[Part of a data file]
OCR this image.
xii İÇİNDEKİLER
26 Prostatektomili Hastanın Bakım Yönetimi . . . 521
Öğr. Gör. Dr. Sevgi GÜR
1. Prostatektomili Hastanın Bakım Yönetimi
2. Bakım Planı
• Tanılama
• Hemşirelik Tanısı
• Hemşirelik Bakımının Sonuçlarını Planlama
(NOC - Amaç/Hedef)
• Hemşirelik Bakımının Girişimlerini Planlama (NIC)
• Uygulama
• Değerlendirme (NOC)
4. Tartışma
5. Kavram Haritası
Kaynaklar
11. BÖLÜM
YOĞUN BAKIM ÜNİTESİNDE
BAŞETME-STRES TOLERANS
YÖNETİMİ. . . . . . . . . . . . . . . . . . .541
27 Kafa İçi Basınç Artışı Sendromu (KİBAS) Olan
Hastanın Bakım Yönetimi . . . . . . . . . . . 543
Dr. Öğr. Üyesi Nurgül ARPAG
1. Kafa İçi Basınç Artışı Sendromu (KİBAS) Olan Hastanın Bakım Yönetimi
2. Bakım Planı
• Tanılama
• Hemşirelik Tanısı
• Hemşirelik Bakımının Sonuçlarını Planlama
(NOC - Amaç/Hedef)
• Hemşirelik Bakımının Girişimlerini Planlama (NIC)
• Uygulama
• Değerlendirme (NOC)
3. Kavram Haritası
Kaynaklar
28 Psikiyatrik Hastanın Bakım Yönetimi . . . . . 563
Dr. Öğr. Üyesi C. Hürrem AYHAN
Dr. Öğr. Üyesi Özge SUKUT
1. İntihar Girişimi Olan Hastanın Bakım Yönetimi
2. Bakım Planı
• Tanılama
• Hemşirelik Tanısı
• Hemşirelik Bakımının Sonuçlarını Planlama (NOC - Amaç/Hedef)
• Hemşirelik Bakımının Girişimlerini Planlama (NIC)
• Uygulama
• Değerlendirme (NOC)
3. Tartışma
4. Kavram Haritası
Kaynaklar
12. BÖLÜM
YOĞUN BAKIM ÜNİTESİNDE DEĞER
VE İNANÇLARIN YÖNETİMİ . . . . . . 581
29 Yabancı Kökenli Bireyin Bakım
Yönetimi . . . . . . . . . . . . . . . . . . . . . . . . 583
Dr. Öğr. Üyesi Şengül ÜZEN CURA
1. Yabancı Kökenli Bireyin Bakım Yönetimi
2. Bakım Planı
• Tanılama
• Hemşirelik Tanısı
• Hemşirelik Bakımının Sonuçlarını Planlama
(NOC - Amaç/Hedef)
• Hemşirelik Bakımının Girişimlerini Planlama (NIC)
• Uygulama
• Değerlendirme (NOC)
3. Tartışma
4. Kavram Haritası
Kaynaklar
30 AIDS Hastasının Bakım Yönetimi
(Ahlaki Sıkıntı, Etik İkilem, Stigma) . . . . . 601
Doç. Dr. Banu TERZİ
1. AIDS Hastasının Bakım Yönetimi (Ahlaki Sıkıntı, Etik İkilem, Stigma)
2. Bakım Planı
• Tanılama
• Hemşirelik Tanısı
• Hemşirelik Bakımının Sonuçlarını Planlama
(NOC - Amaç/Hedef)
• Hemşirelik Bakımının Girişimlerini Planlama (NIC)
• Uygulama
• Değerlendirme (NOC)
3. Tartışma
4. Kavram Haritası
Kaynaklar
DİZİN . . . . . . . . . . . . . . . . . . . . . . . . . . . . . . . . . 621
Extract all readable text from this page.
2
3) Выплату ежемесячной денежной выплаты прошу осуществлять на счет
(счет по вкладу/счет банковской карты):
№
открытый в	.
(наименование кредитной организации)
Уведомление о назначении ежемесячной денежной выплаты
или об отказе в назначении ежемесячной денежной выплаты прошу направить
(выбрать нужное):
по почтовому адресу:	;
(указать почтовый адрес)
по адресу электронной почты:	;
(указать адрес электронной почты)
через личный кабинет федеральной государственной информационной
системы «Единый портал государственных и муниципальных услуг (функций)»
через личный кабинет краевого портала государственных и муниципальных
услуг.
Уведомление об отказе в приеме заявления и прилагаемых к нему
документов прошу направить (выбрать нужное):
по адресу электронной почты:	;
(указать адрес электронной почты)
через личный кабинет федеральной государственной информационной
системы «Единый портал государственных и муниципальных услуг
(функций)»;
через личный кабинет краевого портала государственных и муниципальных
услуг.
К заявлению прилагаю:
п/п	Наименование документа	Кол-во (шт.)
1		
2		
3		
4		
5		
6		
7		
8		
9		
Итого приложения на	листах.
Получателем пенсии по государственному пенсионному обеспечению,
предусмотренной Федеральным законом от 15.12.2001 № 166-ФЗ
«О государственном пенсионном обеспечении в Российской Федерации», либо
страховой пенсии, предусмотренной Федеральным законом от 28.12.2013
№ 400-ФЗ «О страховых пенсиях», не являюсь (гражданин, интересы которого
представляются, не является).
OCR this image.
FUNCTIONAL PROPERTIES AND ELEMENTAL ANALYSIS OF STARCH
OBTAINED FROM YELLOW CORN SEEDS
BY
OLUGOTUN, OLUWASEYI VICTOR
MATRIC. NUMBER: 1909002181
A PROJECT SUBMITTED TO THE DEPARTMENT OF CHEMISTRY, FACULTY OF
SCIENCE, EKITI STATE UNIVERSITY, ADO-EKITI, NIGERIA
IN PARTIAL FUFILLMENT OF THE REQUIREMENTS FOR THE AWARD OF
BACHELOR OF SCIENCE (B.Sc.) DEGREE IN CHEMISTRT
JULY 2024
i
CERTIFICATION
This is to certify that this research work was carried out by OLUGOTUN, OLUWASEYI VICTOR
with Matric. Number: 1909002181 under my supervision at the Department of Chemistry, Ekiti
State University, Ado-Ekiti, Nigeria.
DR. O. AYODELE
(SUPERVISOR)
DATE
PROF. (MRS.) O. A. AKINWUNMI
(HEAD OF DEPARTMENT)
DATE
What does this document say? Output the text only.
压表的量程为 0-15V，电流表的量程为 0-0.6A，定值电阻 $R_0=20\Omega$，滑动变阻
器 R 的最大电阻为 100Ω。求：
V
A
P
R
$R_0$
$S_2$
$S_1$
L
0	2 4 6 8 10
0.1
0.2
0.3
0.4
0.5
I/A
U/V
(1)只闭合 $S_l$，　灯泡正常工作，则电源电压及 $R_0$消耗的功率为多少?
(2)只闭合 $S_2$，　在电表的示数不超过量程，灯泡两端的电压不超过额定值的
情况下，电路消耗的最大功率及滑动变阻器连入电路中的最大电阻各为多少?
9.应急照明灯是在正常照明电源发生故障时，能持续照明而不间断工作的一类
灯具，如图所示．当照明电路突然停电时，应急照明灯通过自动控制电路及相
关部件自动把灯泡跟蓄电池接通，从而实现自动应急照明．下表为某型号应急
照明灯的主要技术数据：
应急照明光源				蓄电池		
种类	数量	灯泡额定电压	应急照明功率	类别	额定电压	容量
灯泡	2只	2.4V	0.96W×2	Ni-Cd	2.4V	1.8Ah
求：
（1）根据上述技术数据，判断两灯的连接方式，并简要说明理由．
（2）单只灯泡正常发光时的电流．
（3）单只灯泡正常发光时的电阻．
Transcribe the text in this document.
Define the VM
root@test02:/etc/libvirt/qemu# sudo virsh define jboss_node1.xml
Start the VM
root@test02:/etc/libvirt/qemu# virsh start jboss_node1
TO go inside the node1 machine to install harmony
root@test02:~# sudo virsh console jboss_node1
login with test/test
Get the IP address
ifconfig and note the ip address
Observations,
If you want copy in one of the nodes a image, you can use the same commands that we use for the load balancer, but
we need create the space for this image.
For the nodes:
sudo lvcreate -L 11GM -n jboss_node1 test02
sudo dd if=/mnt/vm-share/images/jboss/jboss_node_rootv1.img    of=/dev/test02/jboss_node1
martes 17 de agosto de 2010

Work required
Would you copy out each line exactly as written?

Finished answer
OCR this image.
xii İÇİNDEKİLER
26 Prostatektomili Hastanın Bakım Yönetimi . . . 521
Öğr. Gör. Dr. Sevgi GÜR
1. Prostatektomili Hastanın Bakım Yönetimi
2. Bakım Planı
• Tanılama
• Hemşirelik Tanısı
• Hemşirelik Bakımının Sonuçlarını Planlama
(NOC - Amaç/Hedef)
• Hemşirelik Bakımının Girişimlerini Planlama (NIC)
• Uygulama
• Değerlendirme (NOC)
4. Tartışma
5. Kavram Haritası
Kaynaklar
11. BÖLÜM
YOĞUN BAKIM ÜNİTESİNDE
BAŞETME-STRES TOLERANS
YÖNETİMİ. . . . . . . . . . . . . . . . . . .541
27 Kafa İçi Basınç Artışı Sendromu (KİBAS) Olan
Hastanın Bakım Yönetimi . . . . . . . . . . . 543
Dr. Öğr. Üyesi Nurgül ARPAG
1. Kafa İçi Basınç Artışı Sendromu (KİBAS) Olan Hastanın Bakım Yönetimi
2. Bakım Planı
• Tanılama
• Hemşirelik Tanısı
• Hemşirelik Bakımının Sonuçlarını Planlama
(NOC - Amaç/Hedef)
• Hemşirelik Bakımının Girişimlerini Planlama (NIC)
• Uygulama
• Değerlendirme (NOC)
3. Kavram Haritası
Kaynaklar
28 Psikiyatrik Hastanın Bakım Yönetimi . . . . . 563
Dr. Öğr. Üyesi C. Hürrem AYHAN
Dr. Öğr. Üyesi Özge SUKUT
1. İntihar Girişimi Olan Hastanın Bakım Yönetimi
2. Bakım Planı
• Tanılama
• Hemşirelik Tanısı
• Hemşirelik Bakımının Sonuçlarını Planlama (NOC - Amaç/Hedef)
• Hemşirelik Bakımının Girişimlerini Planlama (NIC)
• Uygulama
• Değerlendirme (NOC)
3. Tartışma
4. Kavram Haritası
Kaynaklar
12. BÖLÜM
YOĞUN BAKIM ÜNİTESİNDE DEĞER
VE İNANÇLARIN YÖNETİMİ . . . . . . 581
29 Yabancı Kökenli Bireyin Bakım
Yönetimi . . . . . . . . . . . . . . . . . . . . . . . . 583
Dr. Öğr. Üyesi Şengül ÜZEN CURA
1. Yabancı Kökenli Bireyin Bakım Yönetimi
2. Bakım Planı
• Tanılama
• Hemşirelik Tanısı
• Hemşirelik Bakımının Sonuçlarını Planlama
(NOC - Amaç/Hedef)
• Hemşirelik Bakımının Girişimlerini Planlama (NIC)
• Uygulama
• Değerlendirme (NOC)
3. Tartışma
4. Kavram Haritası
Kaynaklar
30 AIDS Hastasının Bakım Yönetimi
(Ahlaki Sıkıntı, Etik İkilem, Stigma) . . . . . 601
Doç. Dr. Banu TERZİ
1. AIDS Hastasının Bakım Yönetimi (Ahlaki Sıkıntı, Etik İkilem, Stigma)
2. Bakım Planı
• Tanılama
• Hemşirelik Tanısı
• Hemşirelik Bakımının Sonuçlarını Planlama
(NOC - Amaç/Hedef)
• Hemşirelik Bakımının Girişimlerini Planlama (NIC)
• Uygulama
• Değerlendirme (NOC)
3. Tartışma
4. Kavram Haritası
Kaynaklar
DİZİN . . . . . . . . . . . . . . . . . . . . . . . . . . . . . . . . . 621
Extract all readable text from this page.
2
3) Выплату ежемесячной денежной выплаты прошу осуществлять на счет
(счет по вкладу/счет банковской карты):
№
открытый в	.
(наименование кредитной организации)
Уведомление о назначении ежемесячной денежной выплаты
или об отказе в назначении ежемесячной денежной выплаты прошу направить
(выбрать нужное):
по почтовому адресу:	;
(указать почтовый адрес)
по адресу электронной почты:	;
(указать адрес электронной почты)
через личный кабинет федеральной государственной информационной
системы «Единый портал государственных и муниципальных услуг (функций)»
через личный кабинет краевого портала государственных и муниципальных
услуг.
Уведомление об отказе в приеме заявления и прилагаемых к нему
документов прошу направить (выбрать нужное):
по адресу электронной почты:	;
(указать адрес электронной почты)
через личный кабинет федеральной государственной информационной
системы «Единый портал государственных и муниципальных услуг
(функций)»;
через личный кабинет краевого портала государственных и муниципальных
услуг.
К заявлению прилагаю:
п/п	Наименование документа	Кол-во (шт.)
1		
2		
3		
4		
5		
6		
7		
8		
9		
Итого приложения на	листах.
Получателем пенсии по государственному пенсионному обеспечению,
предусмотренной Федеральным законом от 15.12.2001 № 166-ФЗ
«О государственном пенсионном обеспечении в Российской Федерации», либо
страховой пенсии, предусмотренной Федеральным законом от 28.12.2013
№ 400-ФЗ «О страховых пенсиях», не являюсь (гражданин, интересы которого
представляются, не является).
OCR this image.
FUNCTIONAL PROPERTIES AND ELEMENTAL ANALYSIS OF STARCH
OBTAINED FROM YELLOW CORN SEEDS
BY
OLUGOTUN, OLUWASEYI VICTOR
MATRIC. NUMBER: 1909002181
A PROJECT SUBMITTED TO THE DEPARTMENT OF CHEMISTRY, FACULTY OF
SCIENCE, EKITI STATE UNIVERSITY, ADO-EKITI, NIGERIA
IN PARTIAL FUFILLMENT OF THE REQUIREMENTS FOR THE AWARD OF
BACHELOR OF SCIENCE (B.Sc.) DEGREE IN CHEMISTRT
JULY 2024
i
CERTIFICATION
This is to certify that this research work was carried out by OLUGOTUN, OLUWASEYI VICTOR
with Matric. Number: 1909002181 under my supervision at the Department of Chemistry, Ekiti
State University, Ado-Ekiti, Nigeria.
DR. O. AYODELE
(SUPERVISOR)
DATE
PROF. (MRS.) O. A. AKINWUNMI
(HEAD OF DEPARTMENT)
DATE
What does this document say? Output the text only.
压表的量程为 0-15V，电流表的量程为 0-0.6A，定值电阻 $R_0=20\Omega$，滑动变阻
器 R 的最大电阻为 100Ω。求：
V
A
P
R
$R_0$
$S_2$
$S_1$
L
0	2 4 6 8 10
0.1
0.2
0.3
0.4
0.5
I/A
U/V
(1)只闭合 $S_l$，　灯泡正常工作，则电源电压及 $R_0$消耗的功率为多少?
(2)只闭合 $S_2$，　在电表的示数不超过量程，灯泡两端的电压不超过额定值的
情况下，电路消耗的最大功率及滑动变阻器连入电路中的最大电阻各为多少?
9.应急照明灯是在正常照明电源发生故障时，能持续照明而不间断工作的一类
灯具，如图所示．当照明电路突然停电时，应急照明灯通过自动控制电路及相
关部件自动把灯泡跟蓄电池接通，从而实现自动应急照明．下表为某型号应急
照明灯的主要技术数据：
应急照明光源				蓄电池		
种类	数量	灯泡额定电压	应急照明功率	类别	额定电压	容量
灯泡	2只	2.4V	0.96W×2	Ni-Cd	2.4V	1.8Ah
求：
（1）根据上述技术数据，判断两灯的连接方式，并简要说明理由．
（2）单只灯泡正常发光时的电流．
（3）单只灯泡正常发光时的电阻．
Transcribe the text in this document.
Define the VM
root@test02:/etc/libvirt/qemu# sudo virsh define jboss_node1.xml
Start the VM
root@test02:/etc/libvirt/qemu# virsh start jboss_node1
TO go inside the node1 machine to install harmony
root@test02:~# sudo virsh console jboss_node1
login with test/test
Get the IP address
ifconfig and note the ip address
Observations,
If you want copy in one of the nodes a image, you can use the same commands that we use for the load balancer, but
we need create the space for this image.
For the nodes:
sudo lvcreate -L 11GM -n jboss_node1 test02
sudo dd if=/mnt/vm-share/images/jboss/jboss_node_rootv1.img    of=/dev/test02/jboss_node1
martes 17 de agosto de 2010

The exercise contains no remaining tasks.